--- Task brief ---
Don't copy the pictures; return every other part of the records exactly.

--- Records for the exercise ---
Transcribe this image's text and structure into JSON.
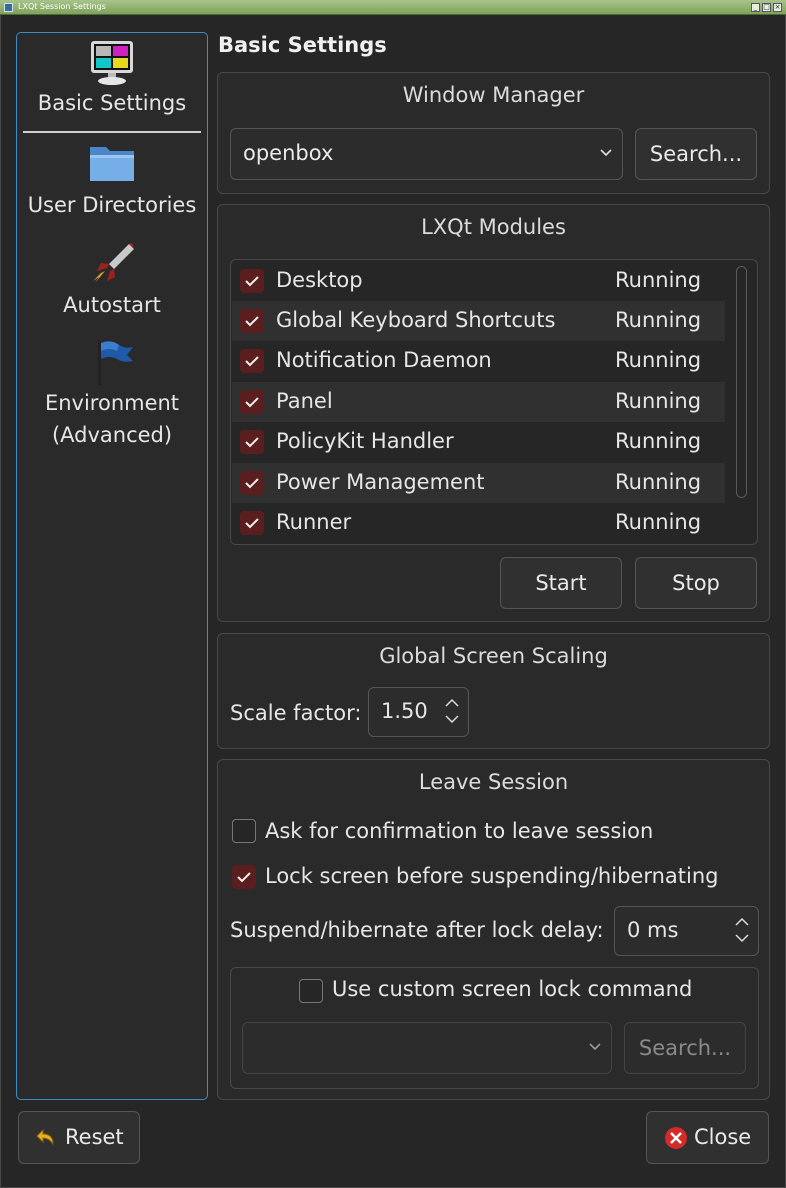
{
  "window": {
    "title": "LXQt Session Settings"
  },
  "sidebar": {
    "items": [
      {
        "label": "Basic Settings",
        "icon": "preferences-desktop-icon",
        "active": true
      },
      {
        "label": "User Directories",
        "icon": "folder-icon"
      },
      {
        "label": "Autostart",
        "icon": "rocket-icon"
      },
      {
        "label": "Environment\n(Advanced)",
        "icon": "flag-icon"
      }
    ]
  },
  "page": {
    "title": "Basic Settings"
  },
  "window_manager": {
    "title": "Window Manager",
    "value": "openbox",
    "search_label": "Search..."
  },
  "modules": {
    "title": "LXQt Modules",
    "rows": [
      {
        "name": "Desktop",
        "status": "Running",
        "checked": true
      },
      {
        "name": "Global Keyboard Shortcuts",
        "status": "Running",
        "checked": true
      },
      {
        "name": "Notification Daemon",
        "status": "Running",
        "checked": true
      },
      {
        "name": "Panel",
        "status": "Running",
        "checked": true
      },
      {
        "name": "PolicyKit Handler",
        "status": "Running",
        "checked": true
      },
      {
        "name": "Power Management",
        "status": "Running",
        "checked": true
      },
      {
        "name": "Runner",
        "status": "Running",
        "checked": true
      }
    ],
    "start_label": "Start",
    "stop_label": "Stop"
  },
  "scaling": {
    "title": "Global Screen Scaling",
    "label": "Scale factor:",
    "value": "1.50"
  },
  "leave": {
    "title": "Leave Session",
    "ask_confirm": {
      "label": "Ask for confirmation to leave session",
      "checked": false
    },
    "lock_screen": {
      "label": "Lock screen before suspending/hibernating",
      "checked": true
    },
    "delay_label": "Suspend/hibernate after lock delay:",
    "delay_value": "0 ms",
    "custom_lock": {
      "label": "Use custom screen lock command",
      "checked": false,
      "value": ""
    },
    "search_label": "Search..."
  },
  "footer": {
    "reset_label": "Reset",
    "close_label": "Close"
  },
  "colors": {
    "accent": "#3a8ec8",
    "check_bg": "#5a1e1e",
    "titlebar": "#8cae68",
    "close_icon": "#d42a2a",
    "reset_icon": "#e8b020"
  }
}
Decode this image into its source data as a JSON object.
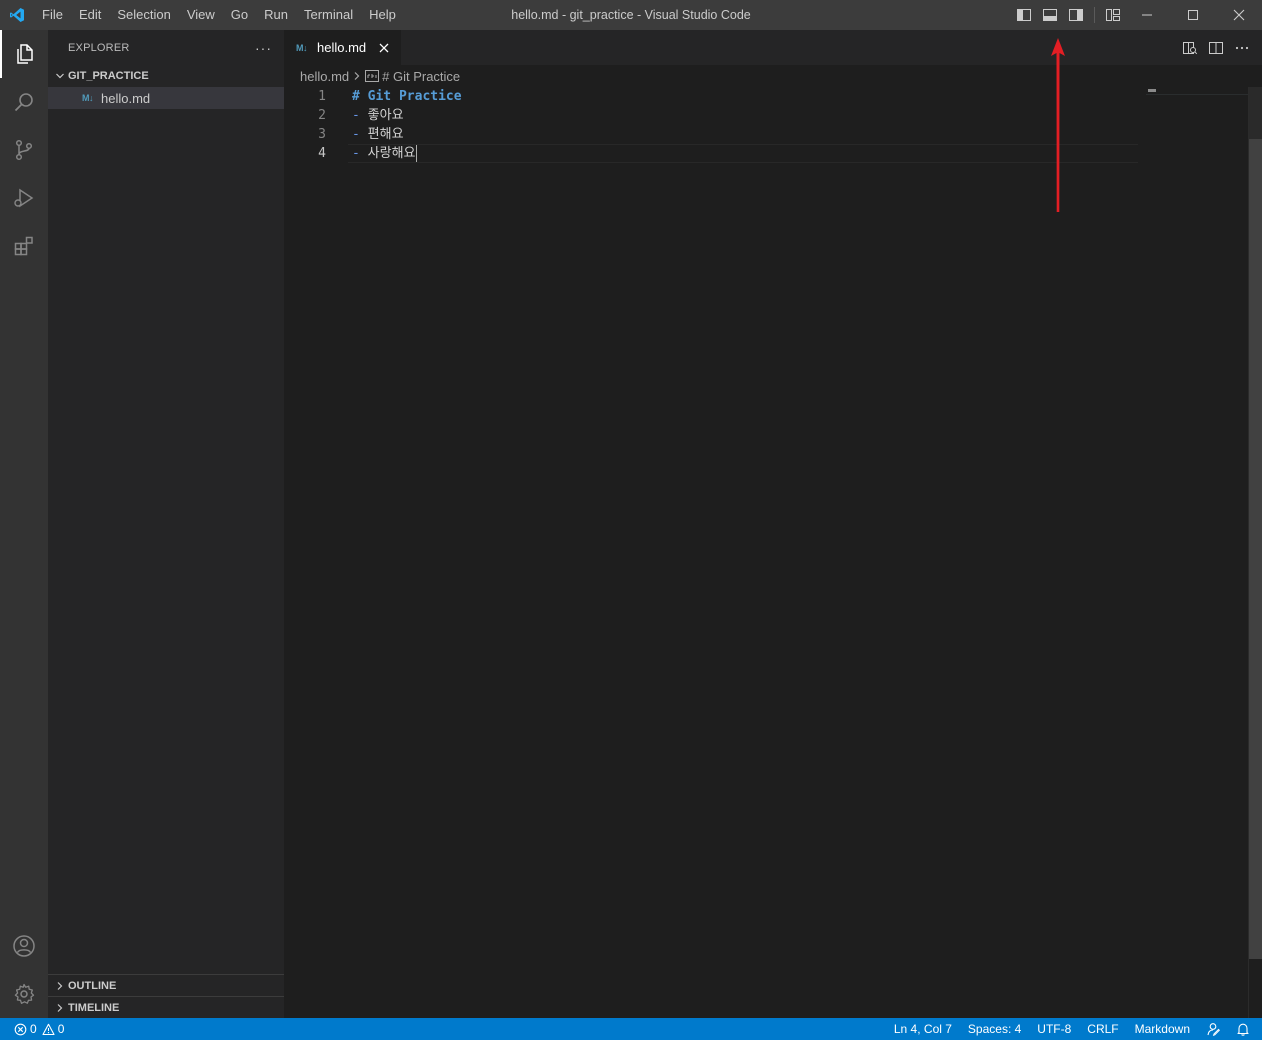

--- Answer to this problem ---
Transcribe this image's text and structure into JSON.
{
  "window": {
    "title": "LXQt Session Settings"
  },
  "sidebar": {
    "items": [
      {
        "label": "Basic Settings",
        "icon": "preferences-desktop-icon",
        "active": true
      },
      {
        "label": "User Directories",
        "icon": "folder-icon"
      },
      {
        "label": "Autostart",
        "icon": "rocket-icon"
      },
      {
        "label": "Environment\n(Advanced)",
        "icon": "flag-icon"
      }
    ]
  },
  "page": {
    "title": "Basic Settings"
  },
  "window_manager": {
    "title": "Window Manager",
    "value": "openbox",
    "search_label": "Search..."
  },
  "modules": {
    "title": "LXQt Modules",
    "rows": [
      {
        "name": "Desktop",
        "status": "Running",
        "checked": true
      },
      {
        "name": "Global Keyboard Shortcuts",
        "status": "Running",
        "checked": true
      },
      {
        "name": "Notification Daemon",
        "status": "Running",
        "checked": true
      },
      {
        "name": "Panel",
        "status": "Running",
        "checked": true
      },
      {
        "name": "PolicyKit Handler",
        "status": "Running",
        "checked": true
      },
      {
        "name": "Power Management",
        "status": "Running",
        "checked": true
      },
      {
        "name": "Runner",
        "status": "Running",
        "checked": true
      }
    ],
    "start_label": "Start",
    "stop_label": "Stop"
  },
  "scaling": {
    "title": "Global Screen Scaling",
    "label": "Scale factor:",
    "value": "1.50"
  },
  "leave": {
    "title": "Leave Session",
    "ask_confirm": {
      "label": "Ask for confirmation to leave session",
      "checked": false
    },
    "lock_screen": {
      "label": "Lock screen before suspending/hibernating",
      "checked": true
    },
    "delay_label": "Suspend/hibernate after lock delay:",
    "delay_value": "0 ms",
    "custom_lock": {
      "label": "Use custom screen lock command",
      "checked": false,
      "value": ""
    },
    "search_label": "Search..."
  },
  "footer": {
    "reset_label": "Reset",
    "close_label": "Close"
  },
  "colors": {
    "accent": "#3a8ec8",
    "check_bg": "#5a1e1e",
    "titlebar": "#8cae68",
    "close_icon": "#d42a2a",
    "reset_icon": "#e8b020"
  }
}
Decode this image into its source data as a JSON object.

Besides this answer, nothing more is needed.